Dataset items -
··········

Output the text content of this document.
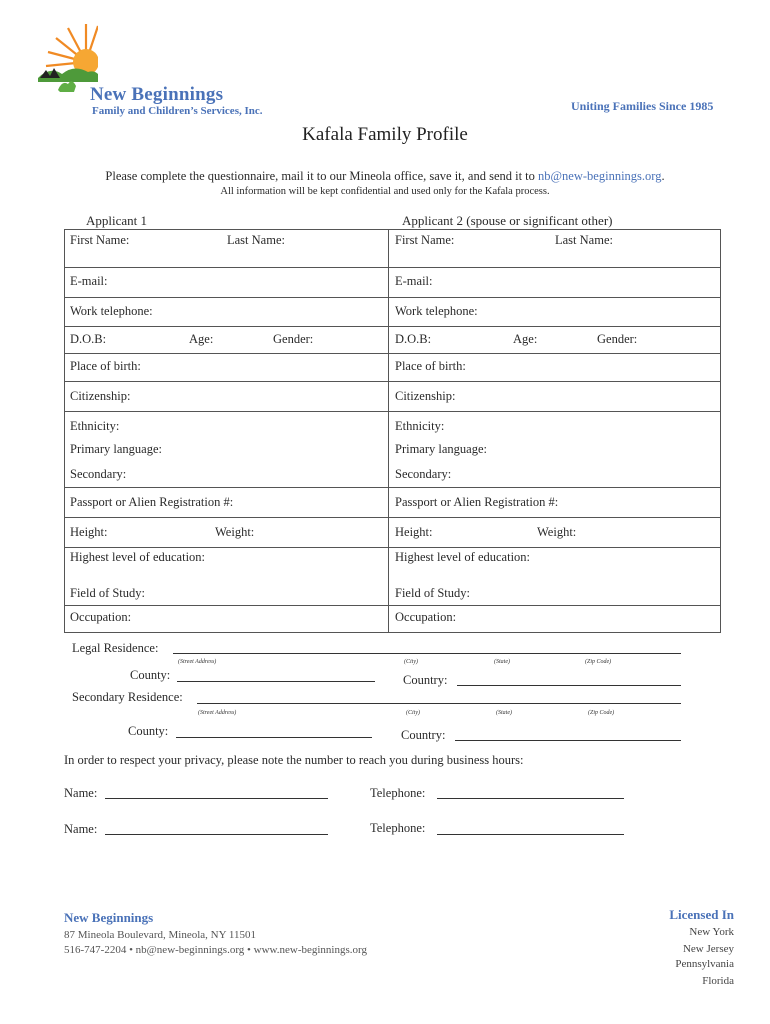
New Beginnings
Family and Children’s Services, Inc.	Uniting Families Since 1985
Kafala Family Profile
Please complete the questionnaire, mail it to our Mineola office, save it, and send it to nb@new-beginnings.org.
All information will be kept confidential and used only for the Kafala process.
Applicant 1	Applicant 2 (spouse or significant other)
First Name: Last Name:	First Name: Last Name:

E-mail:	E-mail:

Work telephone:	Work telephone:

D.O.B: Age: Gender:	D.O.B: Age: Gender:

Place of birth:	Place of birth:

Citizenship:	Citizenship:

Ethnicity:
Primary language:
Secondary:	Ethnicity:
Primary language:
Secondary:

Passport or Alien Registration #:	Passport or Alien Registration #:

Height: Weight:	Height: Weight:

Highest level of education:
Field of Study:	Highest level of education:
Field of Study:

Occupation:	Occupation:
Legal Residence:
(Street Address)	(City)	(State)	(Zip Code)
County:	Country:
Secondary Residence:
(Street Address)	(City)	(State)	(Zip Code)
County:	Country:
In order to respect your privacy, please note the number to reach you during business hours:
Name:	Telephone:
Name:	Telephone:
New Beginnings
87 Mineola Boulevard, Mineola, NY 11501
516-747-2204 • nb@new-beginnings.org • www.new-beginnings.org
Licensed In
New York
New Jersey
Pennsylvania
Florida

··········

WRITTEN INSTRUCTION -
Exclude the images, then output the data above word for word.

EXERCISE ANSWER -
Output the text content of this document.
New Beginnings
Family and Children’s Services, Inc.	Uniting Families Since 1985
Kafala Family Profile
Please complete the questionnaire, mail it to our Mineola office, save it, and send it to nb@new-beginnings.org.
All information will be kept confidential and used only for the Kafala process.
Applicant 1	Applicant 2 (spouse or significant other)
First Name: Last Name:	First Name: Last Name:

E-mail:	E-mail:

Work telephone:	Work telephone:

D.O.B: Age: Gender:	D.O.B: Age: Gender:

Place of birth:	Place of birth:

Citizenship:	Citizenship:

Ethnicity:
Primary language:
Secondary:	Ethnicity:
Primary language:
Secondary:

Passport or Alien Registration #:	Passport or Alien Registration #:

Height: Weight:	Height: Weight:

Highest level of education:
Field of Study:	Highest level of education:
Field of Study:

Occupation:	Occupation:
Legal Residence:
(Street Address)	(City)	(State)	(Zip Code)
County:	Country:
Secondary Residence:
(Street Address)	(City)	(State)	(Zip Code)
County:	Country:
In order to respect your privacy, please note the number to reach you during business hours:
Name:	Telephone:
Name:	Telephone:
New Beginnings
87 Mineola Boulevard, Mineola, NY 11501
516-747-2204 • nb@new-beginnings.org • www.new-beginnings.org
Licensed In
New York
New Jersey
Pennsylvania
Florida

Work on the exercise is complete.